- _The request_: In how many lines of the data does the word "there" appear? Give the number by itself.

- _Saved entries_:

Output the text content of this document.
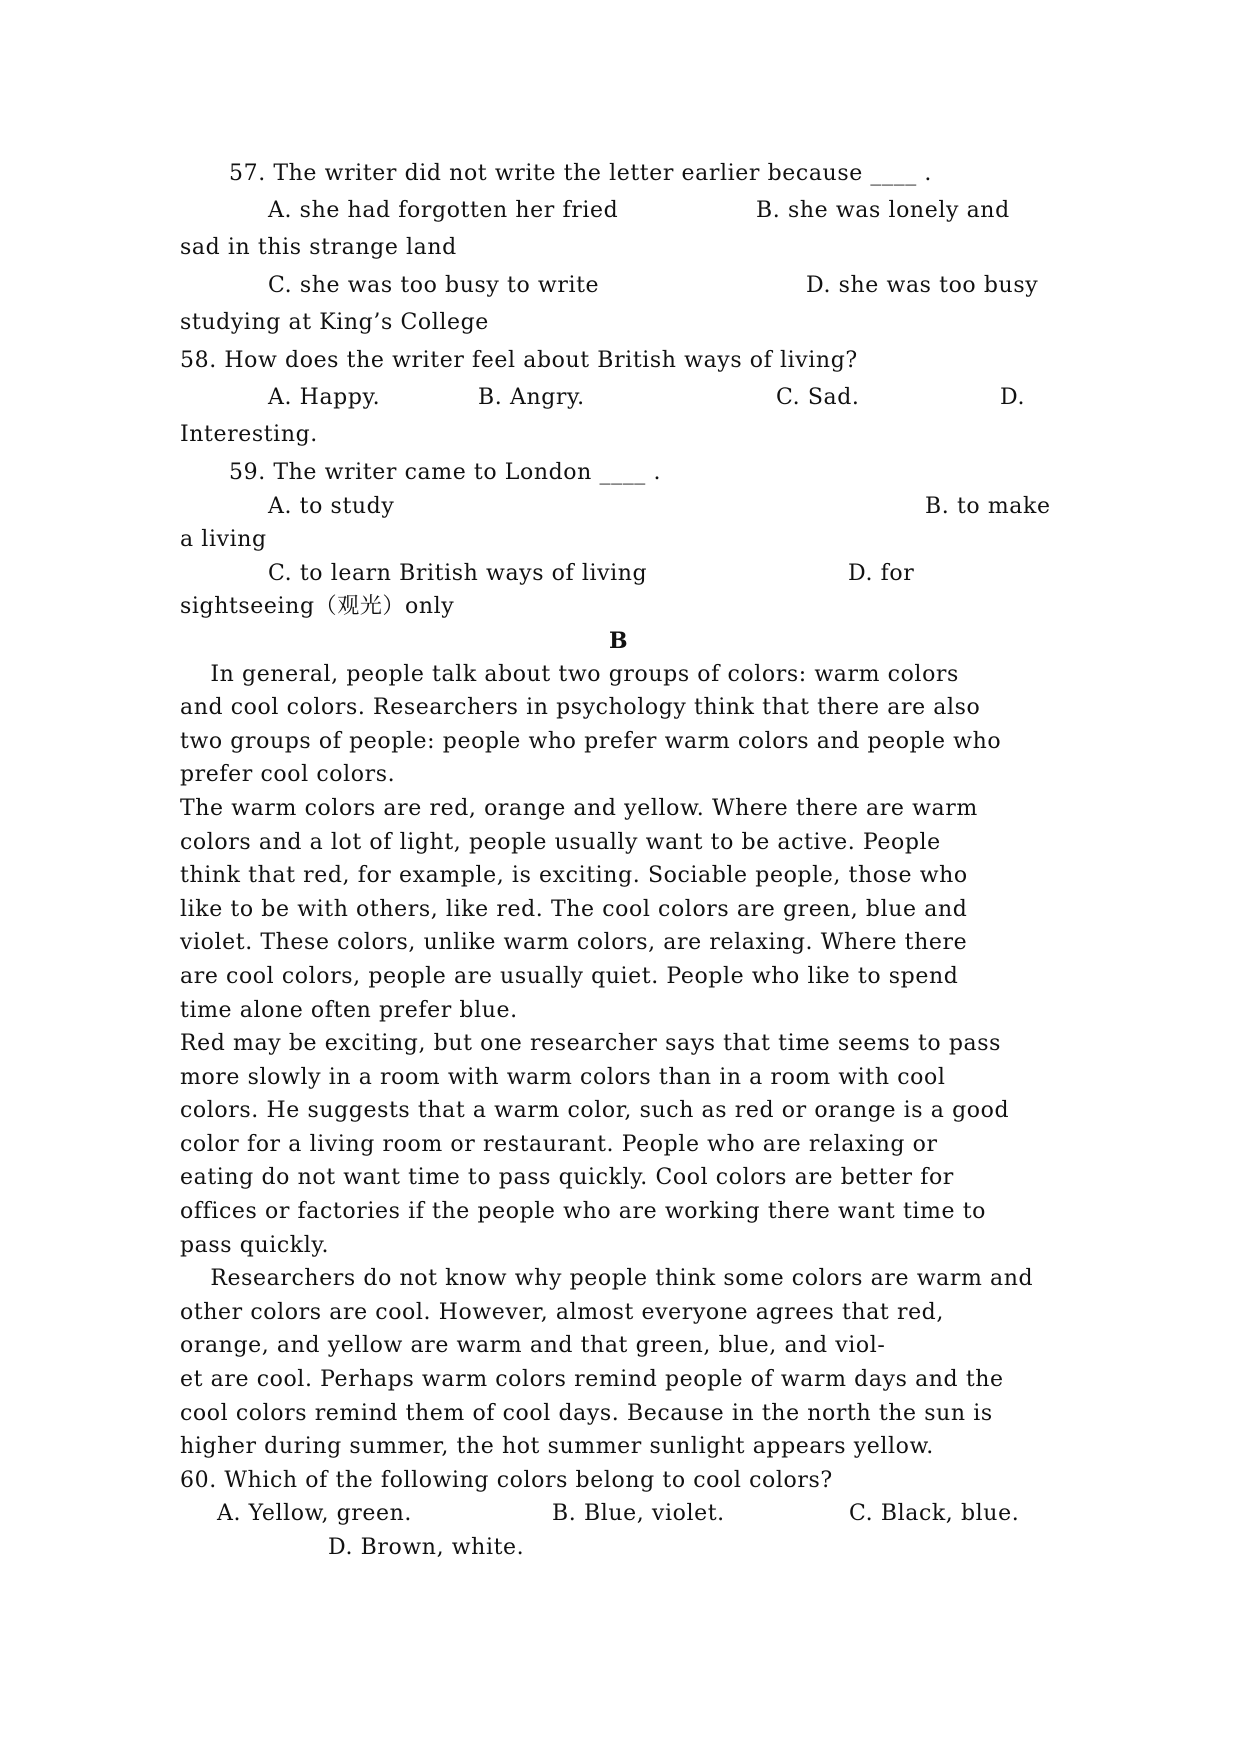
57. The writer did not write the letter earlier because ____ .
A. she had forgotten her fried	B. she was lonely and
sad in this strange land
C. she was too busy to write	D. she was too busy
studying at King’s College
58. How does the writer feel about British ways of living?
A. Happy.	B. Angry.	C. Sad.	D.
Interesting.
59. The writer came to London ____ .
A. to study	B. to make
a living
C. to learn British ways of living	D. for
sightseeing（观光）only
B
In general, people talk about two groups of colors: warm colors
and cool colors. Researchers in psychology think that there are also
two groups of people: people who prefer warm colors and people who
prefer cool colors.
The warm colors are red, orange and yellow. Where there are warm
colors and a lot of light, people usually want to be active. People
think that red, for example, is exciting. Sociable people, those who
like to be with others, like red. The cool colors are green, blue and
violet. These colors, unlike warm colors, are relaxing. Where there
are cool colors, people are usually quiet. People who like to spend
time alone often prefer blue.
Red may be exciting, but one researcher says that time seems to pass
more slowly in a room with warm colors than in a room with cool
colors. He suggests that a warm color, such as red or orange is a good
color for a living room or restaurant. People who are relaxing or
eating do not want time to pass quickly. Cool colors are better for
offices or factories if the people who are working there want time to
pass quickly.
Researchers do not know why people think some colors are warm and
other colors are cool. However, almost everyone agrees that red,
orange, and yellow are warm and that green, blue, and viol-
et are cool. Perhaps warm colors remind people of warm days and the
cool colors remind them of cool days. Because in the north the sun is
higher during summer, the hot summer sunlight appears yellow.
60. Which of the following colors belong to cool colors?
A. Yellow, green.	B. Blue, violet.	C. Black, blue.
D. Brown, white.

- _Exercise response_: 4